§ What is required: Copy each record exactly as it reads, leaving out any pictures it holds.

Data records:
::::

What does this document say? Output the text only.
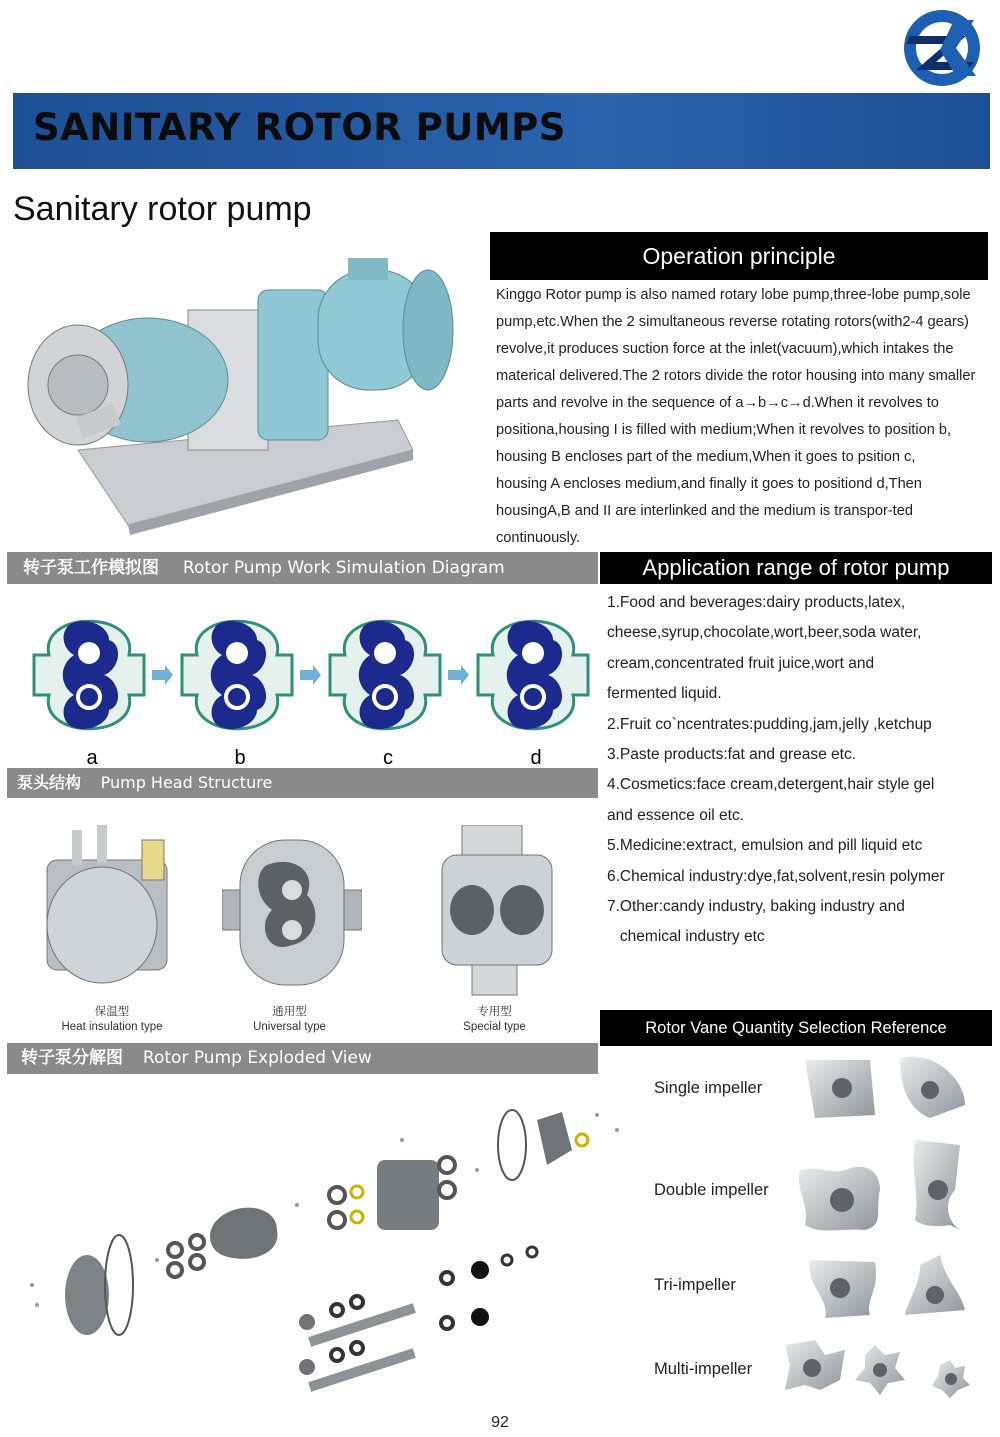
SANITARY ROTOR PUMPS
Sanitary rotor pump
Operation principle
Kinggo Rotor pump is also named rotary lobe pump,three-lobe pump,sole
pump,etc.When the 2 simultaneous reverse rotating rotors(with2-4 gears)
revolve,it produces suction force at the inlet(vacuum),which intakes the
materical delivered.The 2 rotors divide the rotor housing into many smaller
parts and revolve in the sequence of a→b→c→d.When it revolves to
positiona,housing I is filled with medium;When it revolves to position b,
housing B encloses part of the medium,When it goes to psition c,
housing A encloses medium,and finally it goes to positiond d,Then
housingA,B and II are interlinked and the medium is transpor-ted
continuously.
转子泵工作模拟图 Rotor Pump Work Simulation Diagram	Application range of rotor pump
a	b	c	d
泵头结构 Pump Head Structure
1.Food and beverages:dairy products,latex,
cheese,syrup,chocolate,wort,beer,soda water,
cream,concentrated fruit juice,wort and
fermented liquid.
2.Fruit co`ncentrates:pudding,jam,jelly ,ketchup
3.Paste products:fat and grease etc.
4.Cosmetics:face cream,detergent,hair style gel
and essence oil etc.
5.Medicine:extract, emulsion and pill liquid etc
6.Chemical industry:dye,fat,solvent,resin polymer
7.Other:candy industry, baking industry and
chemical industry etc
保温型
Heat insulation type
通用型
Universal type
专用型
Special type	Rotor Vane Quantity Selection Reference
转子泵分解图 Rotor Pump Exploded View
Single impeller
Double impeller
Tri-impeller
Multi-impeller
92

::::

§ Exercise answer:
What does this document say? Output the text only.
SANITARY ROTOR PUMPS
Sanitary rotor pump
Operation principle
Kinggo Rotor pump is also named rotary lobe pump,three-lobe pump,sole
pump,etc.When the 2 simultaneous reverse rotating rotors(with2-4 gears)
revolve,it produces suction force at the inlet(vacuum),which intakes the
materical delivered.The 2 rotors divide the rotor housing into many smaller
parts and revolve in the sequence of a→b→c→d.When it revolves to
positiona,housing I is filled with medium;When it revolves to position b,
housing B encloses part of the medium,When it goes to psition c,
housing A encloses medium,and finally it goes to positiond d,Then
housingA,B and II are interlinked and the medium is transpor-ted
continuously.
转子泵工作模拟图 Rotor Pump Work Simulation Diagram	Application range of rotor pump
a	b	c	d
泵头结构 Pump Head Structure
1.Food and beverages:dairy products,latex,
cheese,syrup,chocolate,wort,beer,soda water,
cream,concentrated fruit juice,wort and
fermented liquid.
2.Fruit co`ncentrates:pudding,jam,jelly ,ketchup
3.Paste products:fat and grease etc.
4.Cosmetics:face cream,detergent,hair style gel
and essence oil etc.
5.Medicine:extract, emulsion and pill liquid etc
6.Chemical industry:dye,fat,solvent,resin polymer
7.Other:candy industry, baking industry and
chemical industry etc
保温型
Heat insulation type
通用型
Universal type
专用型
Special type	Rotor Vane Quantity Selection Reference
转子泵分解图 Rotor Pump Exploded View
Single impeller
Double impeller
Tri-impeller
Multi-impeller
92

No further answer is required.